**Raw data**
§ §

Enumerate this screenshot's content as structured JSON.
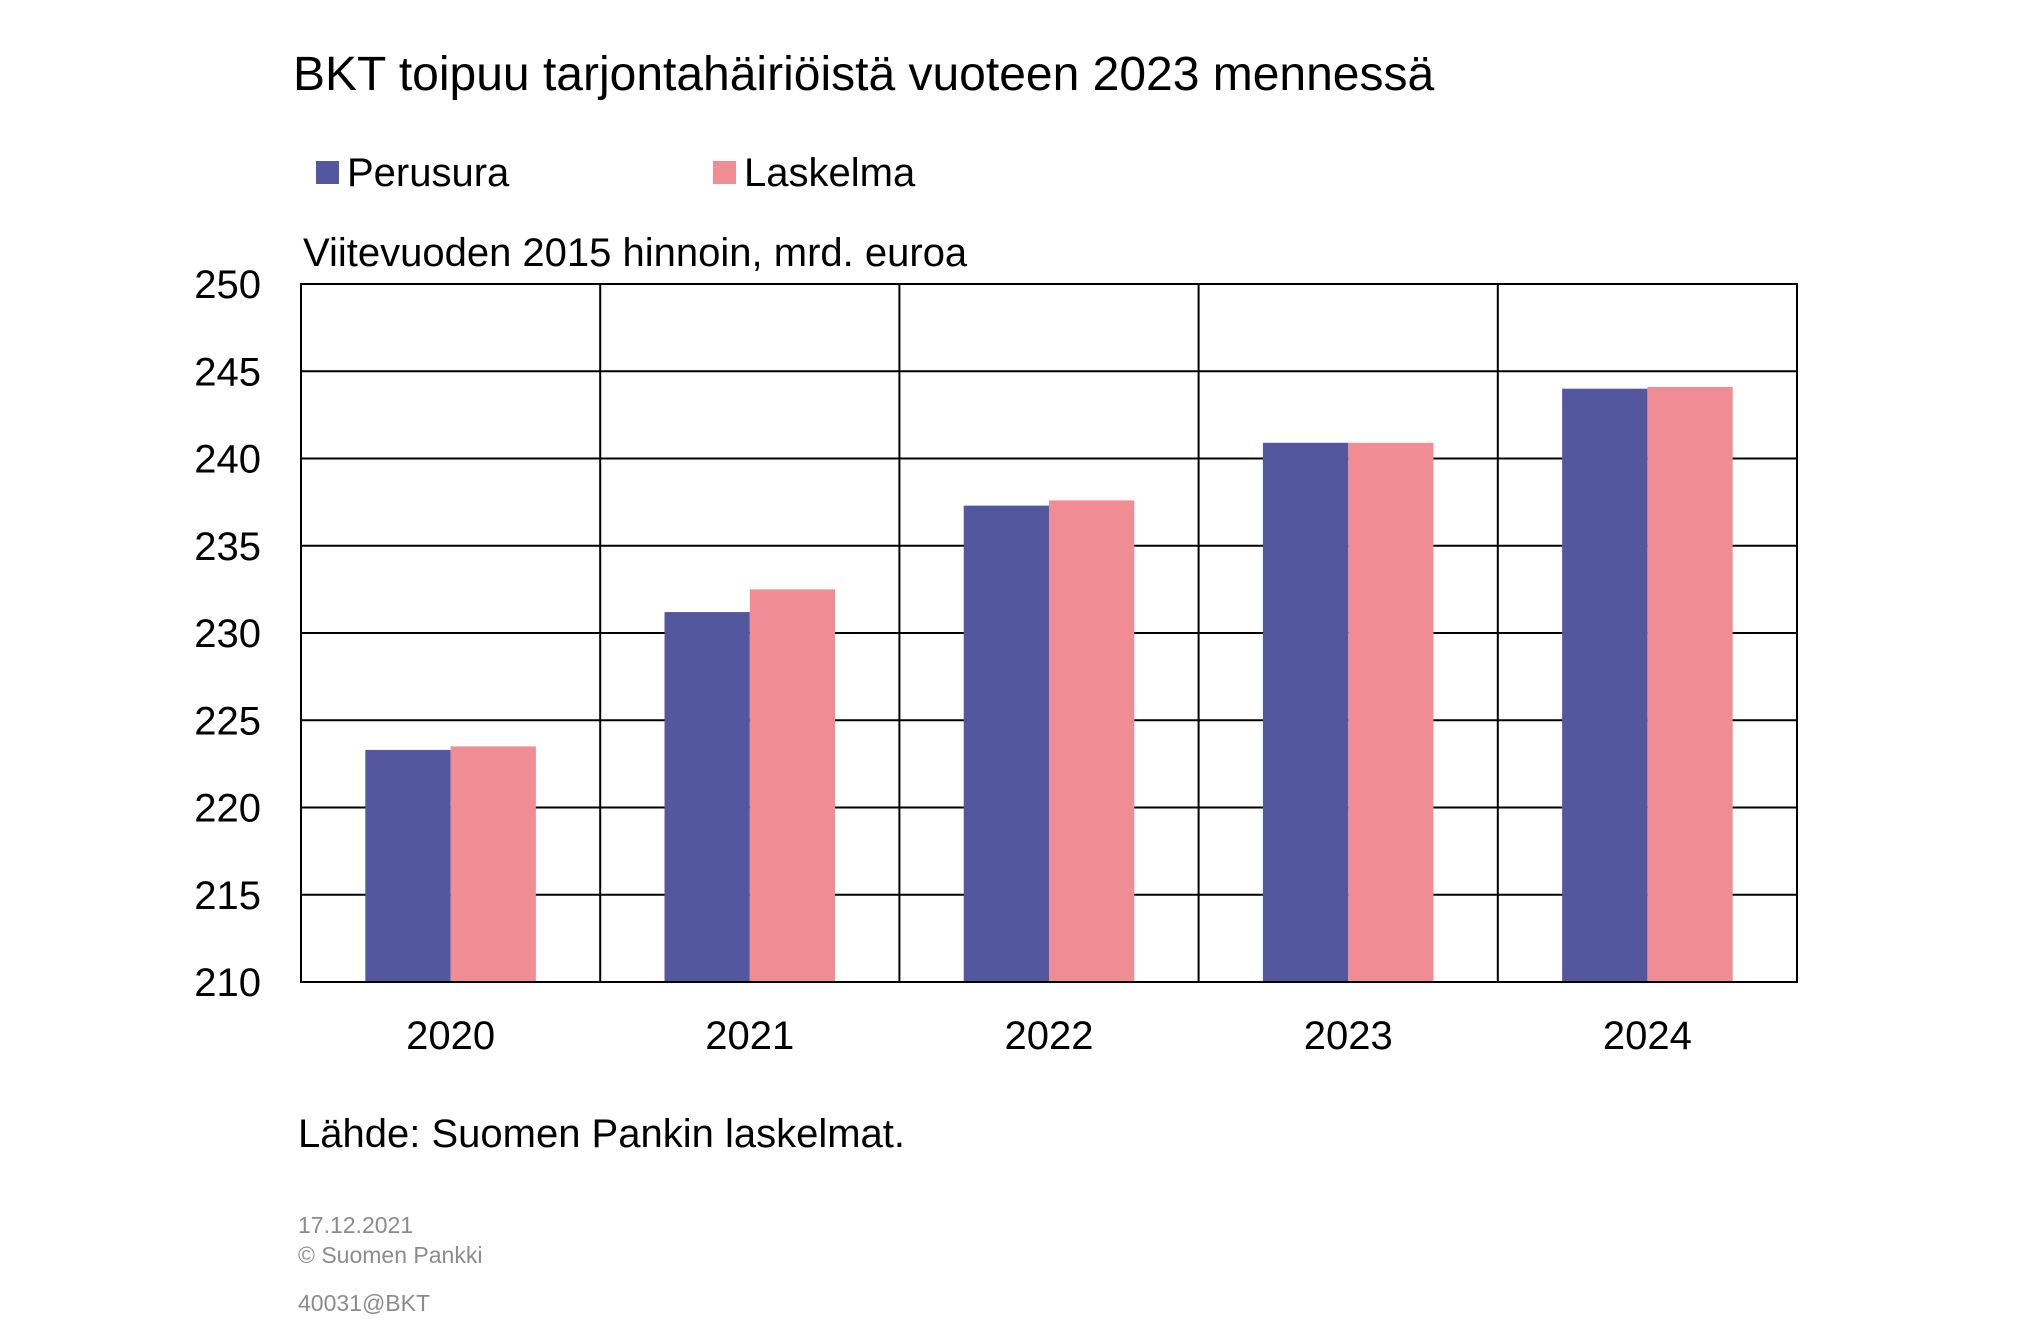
{
  "chart_data": {
    "type": "bar",
    "title": "BKT toipuu tarjontahäiriöistä vuoteen 2023 mennessä",
    "ylabel": "Viitevuoden 2015 hinnoin, mrd. euroa",
    "xlabel": "",
    "categories": [
      "2020",
      "2021",
      "2022",
      "2023",
      "2024"
    ],
    "series": [
      {
        "name": "Perusura",
        "color": "#52579e",
        "values": [
          223.3,
          231.2,
          237.3,
          240.9,
          244.0
        ]
      },
      {
        "name": "Laskelma",
        "color": "#f08c93",
        "values": [
          223.5,
          232.5,
          237.6,
          240.9,
          244.1
        ]
      }
    ],
    "ylim": [
      210,
      250
    ],
    "yticks": [
      "210",
      "215",
      "220",
      "225",
      "230",
      "235",
      "240",
      "245",
      "250"
    ],
    "grid": true,
    "legend_position": "top-left"
  },
  "source": "Lähde: Suomen Pankin laskelmat.",
  "footer": {
    "date": "17.12.2021",
    "copyright": "© Suomen Pankki",
    "code": "40031@BKT"
  }
}
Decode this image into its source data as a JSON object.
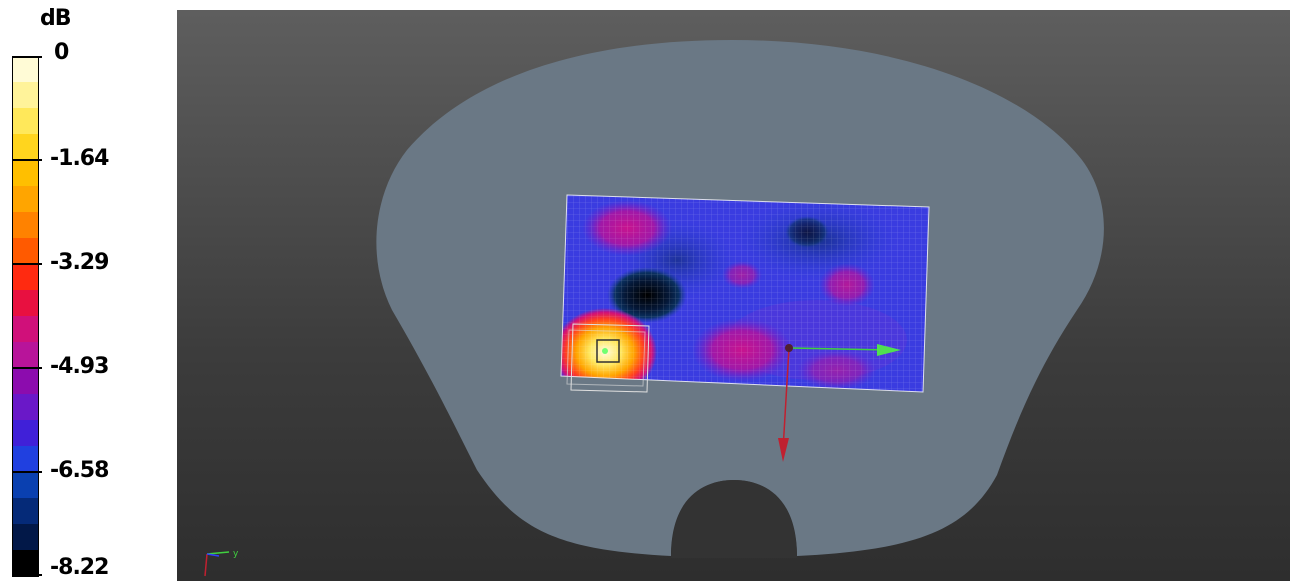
{
  "legend": {
    "unit": "dB",
    "ticks": [
      {
        "label": "0",
        "value": 0
      },
      {
        "label": "-1.64",
        "value": -1.64
      },
      {
        "label": "-3.29",
        "value": -3.29
      },
      {
        "label": "-4.93",
        "value": -4.93
      },
      {
        "label": "-6.58",
        "value": -6.58
      },
      {
        "label": "-8.22",
        "value": -8.22
      }
    ],
    "colors": [
      "#fffbd6",
      "#fff39a",
      "#ffe85a",
      "#ffd51e",
      "#ffbf00",
      "#ffa500",
      "#ff8200",
      "#ff5a00",
      "#ff2a10",
      "#e81040",
      "#d0107a",
      "#b8149a",
      "#8c0cae",
      "#6a18c8",
      "#4020d8",
      "#2040e0",
      "#0a40b0",
      "#052a78",
      "#021848",
      "#000000"
    ]
  },
  "viewport": {
    "background": "#4a4a4a",
    "phantom_color": "#6a7885",
    "orientation_axes": {
      "y_label": "y"
    }
  }
}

§ §

**Exercise aim**
Each entry above should be reproduced exactly, with the pictures removed.

**Written answer**
Enumerate this screenshot's content as structured JSON.
{
  "chart_data": {
    "type": "bar",
    "title": "BKT toipuu tarjontahäiriöistä vuoteen 2023 mennessä",
    "ylabel": "Viitevuoden 2015 hinnoin, mrd. euroa",
    "xlabel": "",
    "categories": [
      "2020",
      "2021",
      "2022",
      "2023",
      "2024"
    ],
    "series": [
      {
        "name": "Perusura",
        "color": "#52579e",
        "values": [
          223.3,
          231.2,
          237.3,
          240.9,
          244.0
        ]
      },
      {
        "name": "Laskelma",
        "color": "#f08c93",
        "values": [
          223.5,
          232.5,
          237.6,
          240.9,
          244.1
        ]
      }
    ],
    "ylim": [
      210,
      250
    ],
    "yticks": [
      "210",
      "215",
      "220",
      "225",
      "230",
      "235",
      "240",
      "245",
      "250"
    ],
    "grid": true,
    "legend_position": "top-left"
  },
  "source": "Lähde: Suomen Pankin laskelmat.",
  "footer": {
    "date": "17.12.2021",
    "copyright": "© Suomen Pankki",
    "code": "40031@BKT"
  }
}
Decode this image into its source data as a JSON object.
{
  "legend": {
    "unit": "dB",
    "ticks": [
      {
        "label": "0",
        "value": 0
      },
      {
        "label": "-1.64",
        "value": -1.64
      },
      {
        "label": "-3.29",
        "value": -3.29
      },
      {
        "label": "-4.93",
        "value": -4.93
      },
      {
        "label": "-6.58",
        "value": -6.58
      },
      {
        "label": "-8.22",
        "value": -8.22
      }
    ],
    "colors": [
      "#fffbd6",
      "#fff39a",
      "#ffe85a",
      "#ffd51e",
      "#ffbf00",
      "#ffa500",
      "#ff8200",
      "#ff5a00",
      "#ff2a10",
      "#e81040",
      "#d0107a",
      "#b8149a",
      "#8c0cae",
      "#6a18c8",
      "#4020d8",
      "#2040e0",
      "#0a40b0",
      "#052a78",
      "#021848",
      "#000000"
    ]
  },
  "viewport": {
    "background": "#4a4a4a",
    "phantom_color": "#6a7885",
    "orientation_axes": {
      "y_label": "y"
    }
  }
}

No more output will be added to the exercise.